Goal of the exercise -
All the data below goes into the copy word for word, but the pictures don't.

Supplied entries -
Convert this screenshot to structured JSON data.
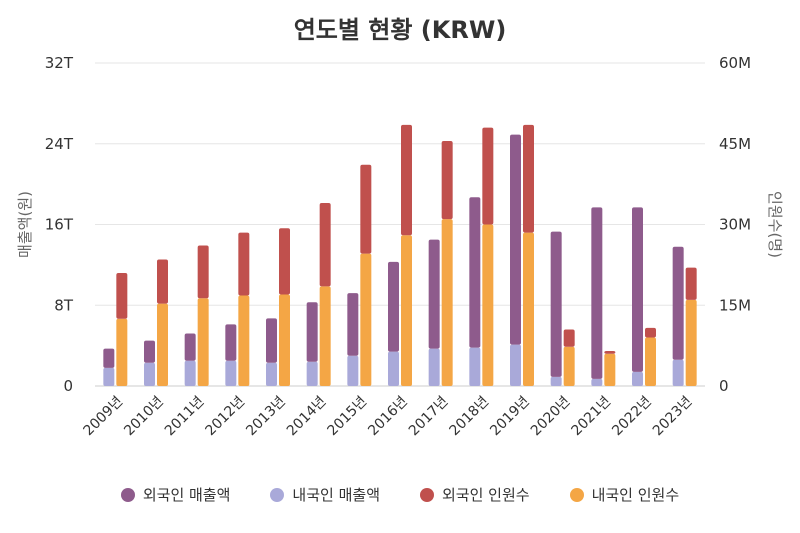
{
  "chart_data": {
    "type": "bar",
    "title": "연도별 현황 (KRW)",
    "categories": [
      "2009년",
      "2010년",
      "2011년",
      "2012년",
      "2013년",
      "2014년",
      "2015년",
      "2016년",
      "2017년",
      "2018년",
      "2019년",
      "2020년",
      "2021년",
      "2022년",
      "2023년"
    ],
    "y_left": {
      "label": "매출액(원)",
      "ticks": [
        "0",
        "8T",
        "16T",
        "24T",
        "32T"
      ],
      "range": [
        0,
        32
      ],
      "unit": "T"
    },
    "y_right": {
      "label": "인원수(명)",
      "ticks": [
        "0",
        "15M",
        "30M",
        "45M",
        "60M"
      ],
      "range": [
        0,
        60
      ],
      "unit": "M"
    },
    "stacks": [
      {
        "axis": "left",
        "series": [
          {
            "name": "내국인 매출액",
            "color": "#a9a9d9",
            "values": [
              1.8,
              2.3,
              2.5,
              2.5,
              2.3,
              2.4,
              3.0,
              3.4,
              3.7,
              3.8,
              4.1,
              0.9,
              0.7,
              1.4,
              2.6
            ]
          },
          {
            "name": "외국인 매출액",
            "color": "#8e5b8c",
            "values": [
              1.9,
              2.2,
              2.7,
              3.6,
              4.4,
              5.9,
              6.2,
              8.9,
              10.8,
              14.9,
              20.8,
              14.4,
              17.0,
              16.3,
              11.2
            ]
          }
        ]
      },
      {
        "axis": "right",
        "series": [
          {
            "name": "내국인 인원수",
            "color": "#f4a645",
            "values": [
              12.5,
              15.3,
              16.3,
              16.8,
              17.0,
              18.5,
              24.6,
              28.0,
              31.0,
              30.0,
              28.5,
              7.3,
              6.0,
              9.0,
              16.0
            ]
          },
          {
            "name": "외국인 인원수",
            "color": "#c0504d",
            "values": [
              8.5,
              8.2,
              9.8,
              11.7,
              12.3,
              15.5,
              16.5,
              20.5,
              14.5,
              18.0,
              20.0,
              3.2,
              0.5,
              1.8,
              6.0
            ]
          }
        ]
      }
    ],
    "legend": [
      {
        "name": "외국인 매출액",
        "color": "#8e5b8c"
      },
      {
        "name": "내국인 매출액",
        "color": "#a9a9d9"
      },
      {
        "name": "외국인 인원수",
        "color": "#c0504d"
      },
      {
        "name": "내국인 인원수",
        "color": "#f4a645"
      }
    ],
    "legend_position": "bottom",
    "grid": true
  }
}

Answer to the problem -
Convert this screenshot to structured JSON data.
{
  "chart_data": {
    "type": "bar",
    "title": "연도별 현황 (KRW)",
    "categories": [
      "2009년",
      "2010년",
      "2011년",
      "2012년",
      "2013년",
      "2014년",
      "2015년",
      "2016년",
      "2017년",
      "2018년",
      "2019년",
      "2020년",
      "2021년",
      "2022년",
      "2023년"
    ],
    "y_left": {
      "label": "매출액(원)",
      "ticks": [
        "0",
        "8T",
        "16T",
        "24T",
        "32T"
      ],
      "range": [
        0,
        32
      ],
      "unit": "T"
    },
    "y_right": {
      "label": "인원수(명)",
      "ticks": [
        "0",
        "15M",
        "30M",
        "45M",
        "60M"
      ],
      "range": [
        0,
        60
      ],
      "unit": "M"
    },
    "stacks": [
      {
        "axis": "left",
        "series": [
          {
            "name": "내국인 매출액",
            "color": "#a9a9d9",
            "values": [
              1.8,
              2.3,
              2.5,
              2.5,
              2.3,
              2.4,
              3.0,
              3.4,
              3.7,
              3.8,
              4.1,
              0.9,
              0.7,
              1.4,
              2.6
            ]
          },
          {
            "name": "외국인 매출액",
            "color": "#8e5b8c",
            "values": [
              1.9,
              2.2,
              2.7,
              3.6,
              4.4,
              5.9,
              6.2,
              8.9,
              10.8,
              14.9,
              20.8,
              14.4,
              17.0,
              16.3,
              11.2
            ]
          }
        ]
      },
      {
        "axis": "right",
        "series": [
          {
            "name": "내국인 인원수",
            "color": "#f4a645",
            "values": [
              12.5,
              15.3,
              16.3,
              16.8,
              17.0,
              18.5,
              24.6,
              28.0,
              31.0,
              30.0,
              28.5,
              7.3,
              6.0,
              9.0,
              16.0
            ]
          },
          {
            "name": "외국인 인원수",
            "color": "#c0504d",
            "values": [
              8.5,
              8.2,
              9.8,
              11.7,
              12.3,
              15.5,
              16.5,
              20.5,
              14.5,
              18.0,
              20.0,
              3.2,
              0.5,
              1.8,
              6.0
            ]
          }
        ]
      }
    ],
    "legend": [
      {
        "name": "외국인 매출액",
        "color": "#8e5b8c"
      },
      {
        "name": "내국인 매출액",
        "color": "#a9a9d9"
      },
      {
        "name": "외국인 인원수",
        "color": "#c0504d"
      },
      {
        "name": "내국인 인원수",
        "color": "#f4a645"
      }
    ],
    "legend_position": "bottom",
    "grid": true
  }
}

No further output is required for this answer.